▶ [GIVEN TASK]
Look through the material and tally each line bearing the word "days". Give only the total.

(Stored dataset items)
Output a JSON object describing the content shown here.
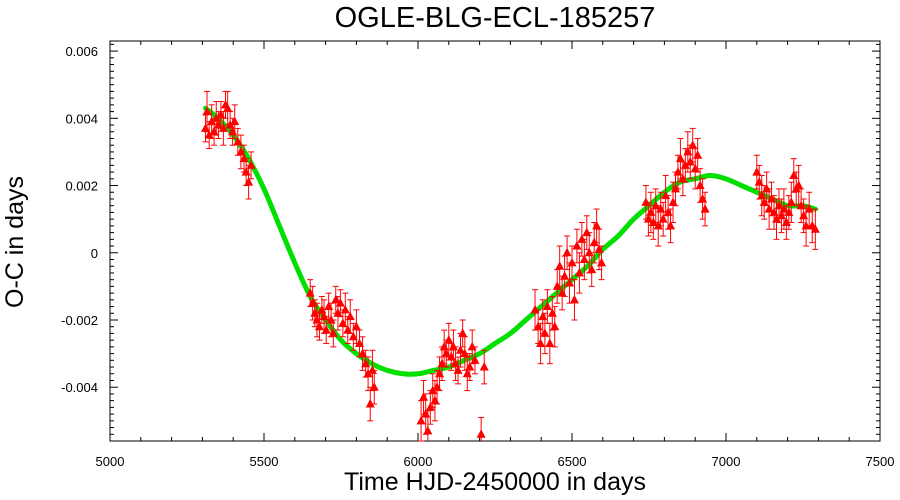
{
  "chart_data": {
    "type": "scatter",
    "title": "OGLE-BLG-ECL-185257",
    "xlabel": "Time HJD-2450000 in days",
    "ylabel": "O-C in days",
    "xlim": [
      5000,
      7500
    ],
    "ylim": [
      -0.0056,
      0.0063
    ],
    "x_ticks": [
      5000,
      5500,
      6000,
      6500,
      7000,
      7500
    ],
    "x_tick_labels": [
      "5000",
      "5500",
      "6000",
      "6500",
      "7000",
      "7500"
    ],
    "y_ticks": [
      0.006,
      0.004,
      0.002,
      0,
      -0.002,
      -0.004
    ],
    "y_tick_labels": [
      "0.006",
      "0.004",
      "0.002",
      "0",
      "-0.002",
      "-0.004"
    ],
    "grid": false,
    "legend": "none",
    "colors": {
      "points": "#ff0000",
      "fit": "#00e000",
      "axes": "#000000"
    },
    "series": [
      {
        "type": "scatter-errorbar",
        "points": [
          [
            5310,
            0.0037,
            0.0004
          ],
          [
            5315,
            0.0042,
            0.0006
          ],
          [
            5322,
            0.0035,
            0.0004
          ],
          [
            5330,
            0.0039,
            0.0005
          ],
          [
            5338,
            0.0036,
            0.0004
          ],
          [
            5345,
            0.004,
            0.0005
          ],
          [
            5352,
            0.0038,
            0.0004
          ],
          [
            5360,
            0.0041,
            0.0004
          ],
          [
            5368,
            0.0037,
            0.0005
          ],
          [
            5375,
            0.0044,
            0.0004
          ],
          [
            5382,
            0.0043,
            0.0005
          ],
          [
            5390,
            0.0038,
            0.0004
          ],
          [
            5398,
            0.0036,
            0.0004
          ],
          [
            5405,
            0.0039,
            0.0005
          ],
          [
            5415,
            0.0033,
            0.0004
          ],
          [
            5425,
            0.003,
            0.0005
          ],
          [
            5435,
            0.0028,
            0.0004
          ],
          [
            5442,
            0.0024,
            0.0004
          ],
          [
            5450,
            0.0021,
            0.0005
          ],
          [
            5458,
            0.0026,
            0.0004
          ],
          [
            5650,
            -0.0012,
            0.0004
          ],
          [
            5658,
            -0.0015,
            0.0005
          ],
          [
            5665,
            -0.0018,
            0.0004
          ],
          [
            5672,
            -0.002,
            0.0005
          ],
          [
            5680,
            -0.0022,
            0.0004
          ],
          [
            5688,
            -0.0017,
            0.0004
          ],
          [
            5695,
            -0.0019,
            0.0005
          ],
          [
            5702,
            -0.0023,
            0.0004
          ],
          [
            5710,
            -0.0016,
            0.0004
          ],
          [
            5718,
            -0.002,
            0.0005
          ],
          [
            5725,
            -0.0024,
            0.0004
          ],
          [
            5733,
            -0.0014,
            0.0004
          ],
          [
            5740,
            -0.0018,
            0.0005
          ],
          [
            5748,
            -0.0015,
            0.0004
          ],
          [
            5756,
            -0.0021,
            0.0004
          ],
          [
            5764,
            -0.0017,
            0.0005
          ],
          [
            5772,
            -0.0023,
            0.0004
          ],
          [
            5780,
            -0.0019,
            0.0005
          ],
          [
            5790,
            -0.0025,
            0.0004
          ],
          [
            5800,
            -0.0022,
            0.0005
          ],
          [
            5810,
            -0.0027,
            0.0004
          ],
          [
            5820,
            -0.003,
            0.0005
          ],
          [
            5830,
            -0.0033,
            0.0004
          ],
          [
            5838,
            -0.0036,
            0.0005
          ],
          [
            5845,
            -0.0045,
            0.0005
          ],
          [
            5852,
            -0.0035,
            0.0006
          ],
          [
            5858,
            -0.004,
            0.0005
          ],
          [
            6010,
            -0.005,
            0.0006
          ],
          [
            6018,
            -0.0043,
            0.0005
          ],
          [
            6025,
            -0.0048,
            0.0006
          ],
          [
            6032,
            -0.0053,
            0.0006
          ],
          [
            6040,
            -0.0046,
            0.0005
          ],
          [
            6048,
            -0.0041,
            0.0005
          ],
          [
            6055,
            -0.0044,
            0.0006
          ],
          [
            6062,
            -0.004,
            0.0005
          ],
          [
            6070,
            -0.0036,
            0.0005
          ],
          [
            6078,
            -0.0033,
            0.0005
          ],
          [
            6085,
            -0.0028,
            0.0005
          ],
          [
            6092,
            -0.003,
            0.0004
          ],
          [
            6100,
            -0.0026,
            0.0005
          ],
          [
            6108,
            -0.0031,
            0.0004
          ],
          [
            6115,
            -0.0028,
            0.0005
          ],
          [
            6122,
            -0.0033,
            0.0005
          ],
          [
            6130,
            -0.0035,
            0.0004
          ],
          [
            6138,
            -0.0029,
            0.0005
          ],
          [
            6145,
            -0.0024,
            0.0004
          ],
          [
            6152,
            -0.003,
            0.0005
          ],
          [
            6160,
            -0.0036,
            0.0005
          ],
          [
            6168,
            -0.0034,
            0.0004
          ],
          [
            6176,
            -0.0028,
            0.0005
          ],
          [
            6185,
            -0.0032,
            0.0004
          ],
          [
            6205,
            -0.0054,
            0.0005
          ],
          [
            6215,
            -0.0034,
            0.0005
          ],
          [
            6380,
            -0.0017,
            0.0006
          ],
          [
            6390,
            -0.0022,
            0.0005
          ],
          [
            6398,
            -0.0027,
            0.0006
          ],
          [
            6405,
            -0.0019,
            0.0005
          ],
          [
            6412,
            -0.0024,
            0.0006
          ],
          [
            6420,
            -0.0016,
            0.0005
          ],
          [
            6428,
            -0.0027,
            0.0006
          ],
          [
            6436,
            -0.0018,
            0.0005
          ],
          [
            6444,
            -0.0022,
            0.0006
          ],
          [
            6452,
            -0.001,
            0.0005
          ],
          [
            6460,
            -0.0004,
            0.0006
          ],
          [
            6468,
            -0.0012,
            0.0005
          ],
          [
            6476,
            -0.0007,
            0.0006
          ],
          [
            6484,
            0.0,
            0.0005
          ],
          [
            6492,
            -0.0009,
            0.0006
          ],
          [
            6500,
            -0.0003,
            0.0005
          ],
          [
            6508,
            -0.0014,
            0.0006
          ],
          [
            6516,
            0.0002,
            0.0005
          ],
          [
            6524,
            -0.0006,
            0.0006
          ],
          [
            6532,
            0.0004,
            0.0005
          ],
          [
            6540,
            -0.0002,
            0.0006
          ],
          [
            6548,
            0.0006,
            0.0005
          ],
          [
            6556,
            0.0,
            0.0006
          ],
          [
            6564,
            -0.0005,
            0.0005
          ],
          [
            6572,
            0.0003,
            0.0006
          ],
          [
            6580,
            0.0008,
            0.0005
          ],
          [
            6588,
            0.0001,
            0.0006
          ],
          [
            6596,
            -0.0003,
            0.0005
          ],
          [
            6740,
            0.0015,
            0.0005
          ],
          [
            6748,
            0.001,
            0.0005
          ],
          [
            6756,
            0.0012,
            0.0006
          ],
          [
            6764,
            0.0009,
            0.0005
          ],
          [
            6772,
            0.0014,
            0.0005
          ],
          [
            6780,
            0.0008,
            0.0006
          ],
          [
            6788,
            0.0013,
            0.0005
          ],
          [
            6796,
            0.001,
            0.0005
          ],
          [
            6804,
            0.0017,
            0.0006
          ],
          [
            6812,
            0.0012,
            0.0005
          ],
          [
            6820,
            0.0008,
            0.0005
          ],
          [
            6828,
            0.0015,
            0.0006
          ],
          [
            6836,
            0.0019,
            0.0005
          ],
          [
            6844,
            0.0024,
            0.0005
          ],
          [
            6852,
            0.0028,
            0.0006
          ],
          [
            6860,
            0.0022,
            0.0005
          ],
          [
            6868,
            0.0026,
            0.0005
          ],
          [
            6876,
            0.003,
            0.0006
          ],
          [
            6884,
            0.0027,
            0.0005
          ],
          [
            6892,
            0.0032,
            0.0005
          ],
          [
            6900,
            0.0025,
            0.0006
          ],
          [
            6908,
            0.0029,
            0.0005
          ],
          [
            6916,
            0.002,
            0.0005
          ],
          [
            6924,
            0.0016,
            0.0006
          ],
          [
            6932,
            0.0013,
            0.0005
          ],
          [
            7100,
            0.0024,
            0.0005
          ],
          [
            7108,
            0.0021,
            0.0005
          ],
          [
            7116,
            0.0017,
            0.0006
          ],
          [
            7124,
            0.0015,
            0.0005
          ],
          [
            7132,
            0.0019,
            0.0005
          ],
          [
            7140,
            0.0013,
            0.0006
          ],
          [
            7148,
            0.0016,
            0.0005
          ],
          [
            7156,
            0.0012,
            0.0005
          ],
          [
            7164,
            0.001,
            0.0006
          ],
          [
            7172,
            0.0014,
            0.0005
          ],
          [
            7180,
            0.0011,
            0.0005
          ],
          [
            7188,
            0.0013,
            0.0006
          ],
          [
            7196,
            0.0009,
            0.0005
          ],
          [
            7204,
            0.0012,
            0.0005
          ],
          [
            7212,
            0.0015,
            0.0006
          ],
          [
            7220,
            0.0023,
            0.0005
          ],
          [
            7228,
            0.0019,
            0.0005
          ],
          [
            7236,
            0.002,
            0.0006
          ],
          [
            7244,
            0.0014,
            0.0005
          ],
          [
            7252,
            0.0011,
            0.0005
          ],
          [
            7260,
            0.0008,
            0.0006
          ],
          [
            7270,
            0.0013,
            0.0005
          ],
          [
            7280,
            0.0008,
            0.0005
          ],
          [
            7290,
            0.0007,
            0.0006
          ]
        ]
      },
      {
        "type": "line",
        "x": [
          5310,
          5350,
          5400,
          5450,
          5500,
          5550,
          5600,
          5650,
          5700,
          5750,
          5800,
          5850,
          5900,
          5950,
          6000,
          6050,
          6100,
          6150,
          6200,
          6250,
          6300,
          6350,
          6400,
          6450,
          6500,
          6550,
          6600,
          6650,
          6700,
          6750,
          6800,
          6850,
          6900,
          6950,
          7000,
          7050,
          7100,
          7150,
          7200,
          7250,
          7290
        ],
        "y": [
          0.0043,
          0.004,
          0.0035,
          0.0028,
          0.0019,
          0.0008,
          -0.0003,
          -0.0013,
          -0.002,
          -0.0026,
          -0.003,
          -0.0033,
          -0.0035,
          -0.0036,
          -0.0036,
          -0.0035,
          -0.0034,
          -0.0032,
          -0.003,
          -0.0027,
          -0.0024,
          -0.002,
          -0.0016,
          -0.0012,
          -0.0008,
          -0.0004,
          0.0001,
          0.0005,
          0.001,
          0.0014,
          0.0018,
          0.0021,
          0.0022,
          0.0023,
          0.0022,
          0.002,
          0.0018,
          0.0016,
          0.0014,
          0.0014,
          0.0013
        ]
      }
    ]
  }
}
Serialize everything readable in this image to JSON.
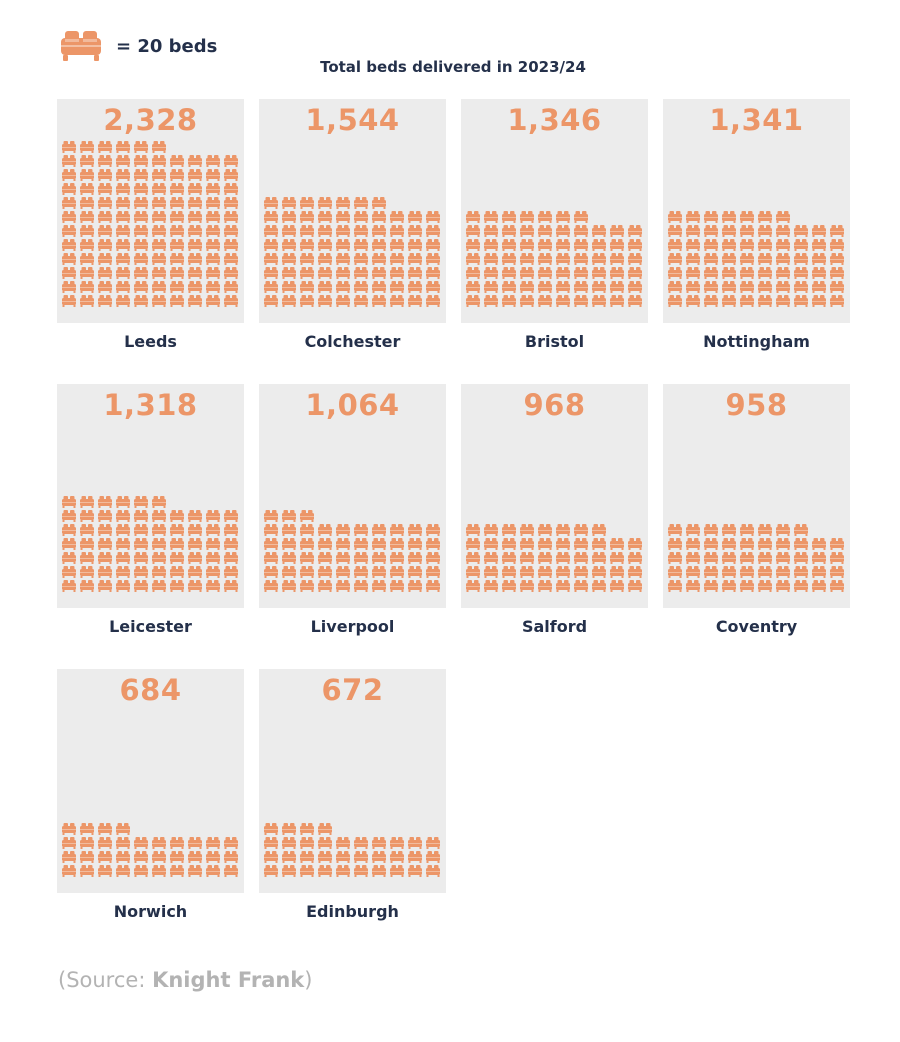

▶ [THE ANSWER]
2